**WHAT TO WORK ON:**
**1.** Rewrite the paragraph of the abstract on mycobacteriophage ExplosioNervosa below that begins "Bacteriophages are viruses" as a shorter bulleted list that keeps its main facts.
**2.** Update part of the abstract header on mycobacteriophage ExplosioNervosa: begin at the words that have "Title of Abstract" and stop after "Victoria Frost, Ph.D.". Write that part again with "Poster Session 2" replaced by "Poster Session 1".

**TEXT SEGMENT:**
"""

Title of Abstract

Investigation and Characterization of Mycobacteriophage ExplosioNervosa

Session Title

Poster Session 2

Faculty Mentor

Kathryn Kohl, Ph.D.| Victoria Frost, Ph.D.

College

College of Arts and Sciences

Department

Biology

Abstract

Bacteriophages are viruses that replicate using a bacterial host, which has resulted in a dynamic co-evolutionary relationship. To further our understanding of this relationship, SEA-GENES students have been investigating the mycobacteriophage ExplosioNervosa. This phage was found and isolated on Winthrop University’s campus in 2017. ExplosioNervosa is a cluster A9 bacteriophage with a Siphoviridae morphology and has 96 predicted genes. Of these genes, only 36 are predicted to have a known function. Since the majority of ExplosioNervosa’s genes have no known function, it is important to further identify the characteristics of each gene. Throughout the semester, students were individually assigned a set of genes to isolate and further characterize. Using molecular cloning techniques, students isolated and amplified each of ExplosioNervosa’s genes. Utilizing PCR, each gene was exponentially amplified. Gel electrophoresis was used to verify that the correct amplicon lengths were generated. The gene amplicons were then isothermally assembled into pExTra plasmids. Once assembled with the gene insert, pExTra plasmids were transformed into Escherichia coli to replicate and generate plasmid DNA. The plasmid DNA was then verified for the presence of each cloned gene. The next step involves transforming the pExTra plasmids + gene insert into bacterial host Mycobacterium smegmatis using electroporation. Cytotoxicity assays can then be performed to determine what effect gene expression has on the growth of its host, M. smegmatis. This phenotypic assay allows for phage-host interactions to be observed and is an initial step to further characterize gene function.

"""

**DATA FOR REVIEW:**
"""

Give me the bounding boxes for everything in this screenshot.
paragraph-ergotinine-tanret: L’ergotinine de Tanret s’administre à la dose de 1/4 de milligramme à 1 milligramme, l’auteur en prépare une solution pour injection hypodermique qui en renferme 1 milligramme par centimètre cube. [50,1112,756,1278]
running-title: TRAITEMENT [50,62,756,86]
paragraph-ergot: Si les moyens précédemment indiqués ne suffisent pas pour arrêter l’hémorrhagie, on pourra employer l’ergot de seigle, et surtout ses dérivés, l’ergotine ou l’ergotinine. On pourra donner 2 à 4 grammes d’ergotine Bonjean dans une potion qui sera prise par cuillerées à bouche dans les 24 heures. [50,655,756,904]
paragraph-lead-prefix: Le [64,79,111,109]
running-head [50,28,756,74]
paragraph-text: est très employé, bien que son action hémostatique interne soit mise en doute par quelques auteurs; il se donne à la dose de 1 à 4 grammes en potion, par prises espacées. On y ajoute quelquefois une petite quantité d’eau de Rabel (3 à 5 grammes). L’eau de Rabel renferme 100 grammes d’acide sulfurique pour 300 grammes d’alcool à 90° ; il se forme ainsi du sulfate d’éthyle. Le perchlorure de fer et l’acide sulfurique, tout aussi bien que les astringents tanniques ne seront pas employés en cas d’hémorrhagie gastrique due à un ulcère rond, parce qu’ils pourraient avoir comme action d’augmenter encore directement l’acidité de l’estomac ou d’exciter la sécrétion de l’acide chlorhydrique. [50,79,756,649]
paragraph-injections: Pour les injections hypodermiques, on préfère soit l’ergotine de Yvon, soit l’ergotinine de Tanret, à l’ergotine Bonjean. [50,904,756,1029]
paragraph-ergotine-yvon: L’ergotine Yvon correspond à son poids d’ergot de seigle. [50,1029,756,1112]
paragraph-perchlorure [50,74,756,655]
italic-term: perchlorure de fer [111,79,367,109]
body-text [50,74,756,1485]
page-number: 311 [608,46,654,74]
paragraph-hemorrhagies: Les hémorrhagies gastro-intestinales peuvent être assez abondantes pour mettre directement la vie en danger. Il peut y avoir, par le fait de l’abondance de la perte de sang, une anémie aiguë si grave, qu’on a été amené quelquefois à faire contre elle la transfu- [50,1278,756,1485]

"""

**TASK-BY-TASK OUTPUTS:**
**1.**
- Bacteriophages replicate using a bacterial host, which has produced a dynamic co-evolutionary relationship.
- To better understand this relationship, SEA-GENES students have studied mycobacteriophage ExplosioNervosa.
- The phage was found and isolated on Winthrop University's campus in 2017.
- ExplosioNervosa is a cluster A9 phage with Siphoviridae morphology and 96 predicted genes, only 36 of which have a predicted known function.
- Because most of its genes have no known function, each gene's characteristics need further identification.
- Each student was assigned a set of genes to isolate and characterize:
  - PCR exponentially amplified each gene.
  - Gel electrophoresis confirmed the correct amplicon lengths.
  - The amplicons were isothermally assembled into pExTra plasmids.
  - The plasmids were transformed into Escherichia coli to generate plasmid DNA.
  - The plasmid DNA was checked for each cloned gene.
- Next, the plasmids with gene inserts will be electroporated into the host Mycobacterium smegmatis.
- Cytotoxicity assays can then show how gene expression affects host growth. This is a first step toward characterizing gene function through phage-host interactions.

**2.**
Title of Abstract

Investigation and Characterization of Mycobacteriophage ExplosioNervosa

Session Title

Poster Session 1

Faculty Mentor

Kathryn Kohl, Ph.D.| Victoria Frost, Ph.D.